• **TO BE DONE**
Extract each line of the material that follows exactly and omit its pictures.

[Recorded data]
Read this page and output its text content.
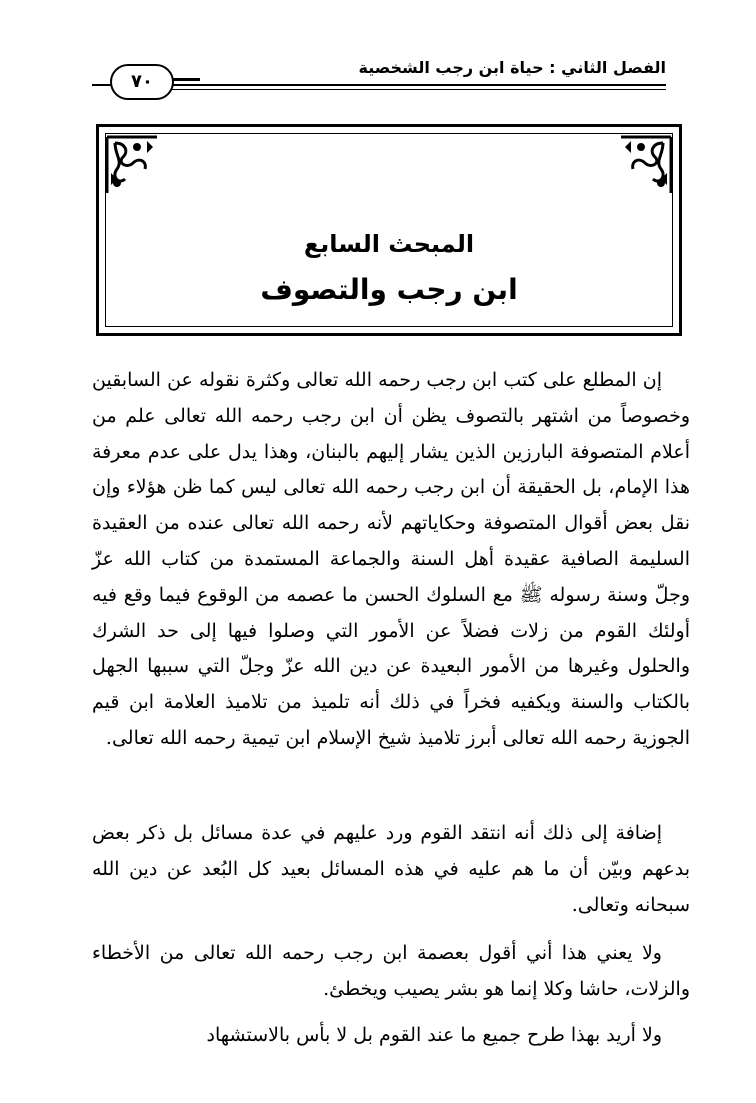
الفصل الثاني : حياة ابن رجب الشخصية
٧٠
المبحث السابع
ابن رجب والتصوف

إن المطلع على كتب ابن رجب رحمه الله تعالى وكثرة نقوله عن السابقين وخصوصاً من اشتهر بالتصوف يظن أن ابن رجب رحمه الله تعالى علم من أعلام المتصوفة البارزين الذين يشار إليهم بالبنان، وهذا يدل على عدم معرفة هذا الإمام، بل الحقيقة أن ابن رجب رحمه الله تعالى ليس كما ظن هؤلاء وإن نقل بعض أقوال المتصوفة وحكاياتهم لأنه رحمه الله تعالى عنده من العقيدة السليمة الصافية عقيدة أهل السنة والجماعة المستمدة من كتاب الله عزّ وجلّ وسنة رسوله ﷺ مع السلوك الحسن ما عصمه من الوقوع فيما وقع فيه أولئك القوم من زلات فضلاً عن الأمور التي وصلوا فيها إلى حد الشرك والحلول وغيرها من الأمور البعيدة عن دين الله عزّ وجلّ التي سببها الجهل بالكتاب والسنة ويكفيه فخراً في ذلك أنه تلميذ من تلاميذ العلامة ابن قيم الجوزية رحمه الله تعالى أبرز تلاميذ شيخ الإسلام ابن تيمية رحمه الله تعالى.

إضافة إلى ذلك أنه انتقد القوم ورد عليهم في عدة مسائل بل ذكر بعض بدعهم وبيّن أن ما هم عليه في هذه المسائل بعيد كل البُعد عن دين الله سبحانه وتعالى.

ولا يعني هذا أني أقول بعصمة ابن رجب رحمه الله تعالى من الأخطاء والزلات، حاشا وكلا إنما هو بشر يصيب ويخطئ.

ولا أريد بهذا طرح جميع ما عند القوم بل لا بأس بالاستشهاد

• **ANSWER BELOW**
Read this page and output its text content.
الفصل الثاني : حياة ابن رجب الشخصية
٧٠
المبحث السابع
ابن رجب والتصوف

إن المطلع على كتب ابن رجب رحمه الله تعالى وكثرة نقوله عن السابقين وخصوصاً من اشتهر بالتصوف يظن أن ابن رجب رحمه الله تعالى علم من أعلام المتصوفة البارزين الذين يشار إليهم بالبنان، وهذا يدل على عدم معرفة هذا الإمام، بل الحقيقة أن ابن رجب رحمه الله تعالى ليس كما ظن هؤلاء وإن نقل بعض أقوال المتصوفة وحكاياتهم لأنه رحمه الله تعالى عنده من العقيدة السليمة الصافية عقيدة أهل السنة والجماعة المستمدة من كتاب الله عزّ وجلّ وسنة رسوله ﷺ مع السلوك الحسن ما عصمه من الوقوع فيما وقع فيه أولئك القوم من زلات فضلاً عن الأمور التي وصلوا فيها إلى حد الشرك والحلول وغيرها من الأمور البعيدة عن دين الله عزّ وجلّ التي سببها الجهل بالكتاب والسنة ويكفيه فخراً في ذلك أنه تلميذ من تلاميذ العلامة ابن قيم الجوزية رحمه الله تعالى أبرز تلاميذ شيخ الإسلام ابن تيمية رحمه الله تعالى.

إضافة إلى ذلك أنه انتقد القوم ورد عليهم في عدة مسائل بل ذكر بعض بدعهم وبيّن أن ما هم عليه في هذه المسائل بعيد كل البُعد عن دين الله سبحانه وتعالى.

ولا يعني هذا أني أقول بعصمة ابن رجب رحمه الله تعالى من الأخطاء والزلات، حاشا وكلا إنما هو بشر يصيب ويخطئ.

ولا أريد بهذا طرح جميع ما عند القوم بل لا بأس بالاستشهاد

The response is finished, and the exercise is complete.